** Set exercise **
Print the complete set of entries exactly.

** Data to process **
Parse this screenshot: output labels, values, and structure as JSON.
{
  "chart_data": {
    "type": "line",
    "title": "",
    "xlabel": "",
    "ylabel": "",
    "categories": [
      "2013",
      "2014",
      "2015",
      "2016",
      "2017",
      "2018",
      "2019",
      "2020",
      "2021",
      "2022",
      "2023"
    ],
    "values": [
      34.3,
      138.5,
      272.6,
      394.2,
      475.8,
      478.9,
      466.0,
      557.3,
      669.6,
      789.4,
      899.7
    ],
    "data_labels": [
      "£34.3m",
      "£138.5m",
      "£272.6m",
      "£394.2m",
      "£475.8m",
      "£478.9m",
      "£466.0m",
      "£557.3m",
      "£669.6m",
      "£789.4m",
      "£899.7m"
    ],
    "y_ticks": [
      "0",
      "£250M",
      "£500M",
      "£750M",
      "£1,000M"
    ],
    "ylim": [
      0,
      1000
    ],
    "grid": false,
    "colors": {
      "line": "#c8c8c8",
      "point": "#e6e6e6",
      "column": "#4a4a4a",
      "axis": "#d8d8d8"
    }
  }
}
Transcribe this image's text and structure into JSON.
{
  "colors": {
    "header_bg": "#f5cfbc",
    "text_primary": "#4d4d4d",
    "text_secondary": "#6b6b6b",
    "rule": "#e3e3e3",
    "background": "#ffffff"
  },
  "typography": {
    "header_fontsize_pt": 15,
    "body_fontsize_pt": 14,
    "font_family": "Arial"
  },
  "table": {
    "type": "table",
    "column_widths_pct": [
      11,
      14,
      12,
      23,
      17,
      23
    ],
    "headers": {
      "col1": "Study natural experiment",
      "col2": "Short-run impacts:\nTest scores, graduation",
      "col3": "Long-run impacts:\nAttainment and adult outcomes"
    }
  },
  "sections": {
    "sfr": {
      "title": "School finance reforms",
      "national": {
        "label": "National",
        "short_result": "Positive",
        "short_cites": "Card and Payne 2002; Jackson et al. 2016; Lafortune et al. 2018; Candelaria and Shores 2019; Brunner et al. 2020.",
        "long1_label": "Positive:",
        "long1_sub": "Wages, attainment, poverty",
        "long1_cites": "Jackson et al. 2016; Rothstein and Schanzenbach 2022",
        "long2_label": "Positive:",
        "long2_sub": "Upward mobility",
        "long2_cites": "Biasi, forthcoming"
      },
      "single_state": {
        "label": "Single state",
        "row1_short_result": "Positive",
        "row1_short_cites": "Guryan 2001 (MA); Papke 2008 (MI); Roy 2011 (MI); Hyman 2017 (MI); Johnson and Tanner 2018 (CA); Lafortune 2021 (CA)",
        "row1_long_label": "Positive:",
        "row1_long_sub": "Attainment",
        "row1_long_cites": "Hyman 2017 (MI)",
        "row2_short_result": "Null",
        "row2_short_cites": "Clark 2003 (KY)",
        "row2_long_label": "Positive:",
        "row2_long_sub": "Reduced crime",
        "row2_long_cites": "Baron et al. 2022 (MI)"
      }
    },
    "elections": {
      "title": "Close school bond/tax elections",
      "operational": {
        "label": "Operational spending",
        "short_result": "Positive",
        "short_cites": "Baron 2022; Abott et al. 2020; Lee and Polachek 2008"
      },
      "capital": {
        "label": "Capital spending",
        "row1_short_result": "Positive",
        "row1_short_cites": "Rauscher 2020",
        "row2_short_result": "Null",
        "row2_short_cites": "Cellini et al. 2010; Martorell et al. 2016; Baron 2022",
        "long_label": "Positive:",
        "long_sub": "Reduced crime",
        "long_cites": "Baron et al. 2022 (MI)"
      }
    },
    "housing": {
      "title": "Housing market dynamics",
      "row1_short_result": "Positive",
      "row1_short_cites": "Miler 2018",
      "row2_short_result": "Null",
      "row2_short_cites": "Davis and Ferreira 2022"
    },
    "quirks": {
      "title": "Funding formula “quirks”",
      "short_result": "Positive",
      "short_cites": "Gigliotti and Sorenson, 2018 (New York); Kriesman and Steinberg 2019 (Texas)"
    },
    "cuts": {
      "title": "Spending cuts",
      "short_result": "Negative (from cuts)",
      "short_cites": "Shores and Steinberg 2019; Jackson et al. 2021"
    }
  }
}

** Written response **
Parse this screenshot: output labels, values, and structure as JSON.
{
  "chart_data": {
    "type": "line",
    "title": "",
    "xlabel": "",
    "ylabel": "",
    "categories": [
      "2013",
      "2014",
      "2015",
      "2016",
      "2017",
      "2018",
      "2019",
      "2020",
      "2021",
      "2022",
      "2023"
    ],
    "values": [
      34.3,
      138.5,
      272.6,
      394.2,
      475.8,
      478.9,
      466.0,
      557.3,
      669.6,
      789.4,
      899.7
    ],
    "data_labels": [
      "£34.3m",
      "£138.5m",
      "£272.6m",
      "£394.2m",
      "£475.8m",
      "£478.9m",
      "£466.0m",
      "£557.3m",
      "£669.6m",
      "£789.4m",
      "£899.7m"
    ],
    "y_ticks": [
      "0",
      "£250M",
      "£500M",
      "£750M",
      "£1,000M"
    ],
    "ylim": [
      0,
      1000
    ],
    "grid": false,
    "colors": {
      "line": "#c8c8c8",
      "point": "#e6e6e6",
      "column": "#4a4a4a",
      "axis": "#d8d8d8"
    }
  }
}
Transcribe this image's text and structure into JSON.
{
  "colors": {
    "header_bg": "#f5cfbc",
    "text_primary": "#4d4d4d",
    "text_secondary": "#6b6b6b",
    "rule": "#e3e3e3",
    "background": "#ffffff"
  },
  "typography": {
    "header_fontsize_pt": 15,
    "body_fontsize_pt": 14,
    "font_family": "Arial"
  },
  "table": {
    "type": "table",
    "column_widths_pct": [
      11,
      14,
      12,
      23,
      17,
      23
    ],
    "headers": {
      "col1": "Study natural experiment",
      "col2": "Short-run impacts:\nTest scores, graduation",
      "col3": "Long-run impacts:\nAttainment and adult outcomes"
    }
  },
  "sections": {
    "sfr": {
      "title": "School finance reforms",
      "national": {
        "label": "National",
        "short_result": "Positive",
        "short_cites": "Card and Payne 2002; Jackson et al. 2016; Lafortune et al. 2018; Candelaria and Shores 2019; Brunner et al. 2020.",
        "long1_label": "Positive:",
        "long1_sub": "Wages, attainment, poverty",
        "long1_cites": "Jackson et al. 2016; Rothstein and Schanzenbach 2022",
        "long2_label": "Positive:",
        "long2_sub": "Upward mobility",
        "long2_cites": "Biasi, forthcoming"
      },
      "single_state": {
        "label": "Single state",
        "row1_short_result": "Positive",
        "row1_short_cites": "Guryan 2001 (MA); Papke 2008 (MI); Roy 2011 (MI); Hyman 2017 (MI); Johnson and Tanner 2018 (CA); Lafortune 2021 (CA)",
        "row1_long_label": "Positive:",
        "row1_long_sub": "Attainment",
        "row1_long_cites": "Hyman 2017 (MI)",
        "row2_short_result": "Null",
        "row2_short_cites": "Clark 2003 (KY)",
        "row2_long_label": "Positive:",
        "row2_long_sub": "Reduced crime",
        "row2_long_cites": "Baron et al. 2022 (MI)"
      }
    },
    "elections": {
      "title": "Close school bond/tax elections",
      "operational": {
        "label": "Operational spending",
        "short_result": "Positive",
        "short_cites": "Baron 2022; Abott et al. 2020; Lee and Polachek 2008"
      },
      "capital": {
        "label": "Capital spending",
        "row1_short_result": "Positive",
        "row1_short_cites": "Rauscher 2020",
        "row2_short_result": "Null",
        "row2_short_cites": "Cellini et al. 2010; Martorell et al. 2016; Baron 2022",
        "long_label": "Positive:",
        "long_sub": "Reduced crime",
        "long_cites": "Baron et al. 2022 (MI)"
      }
    },
    "housing": {
      "title": "Housing market dynamics",
      "row1_short_result": "Positive",
      "row1_short_cites": "Miler 2018",
      "row2_short_result": "Null",
      "row2_short_cites": "Davis and Ferreira 2022"
    },
    "quirks": {
      "title": "Funding formula “quirks”",
      "short_result": "Positive",
      "short_cites": "Gigliotti and Sorenson, 2018 (New York); Kriesman and Steinberg 2019 (Texas)"
    },
    "cuts": {
      "title": "Spending cuts",
      "short_result": "Negative (from cuts)",
      "short_cites": "Shores and Steinberg 2019; Jackson et al. 2021"
    }
  }
}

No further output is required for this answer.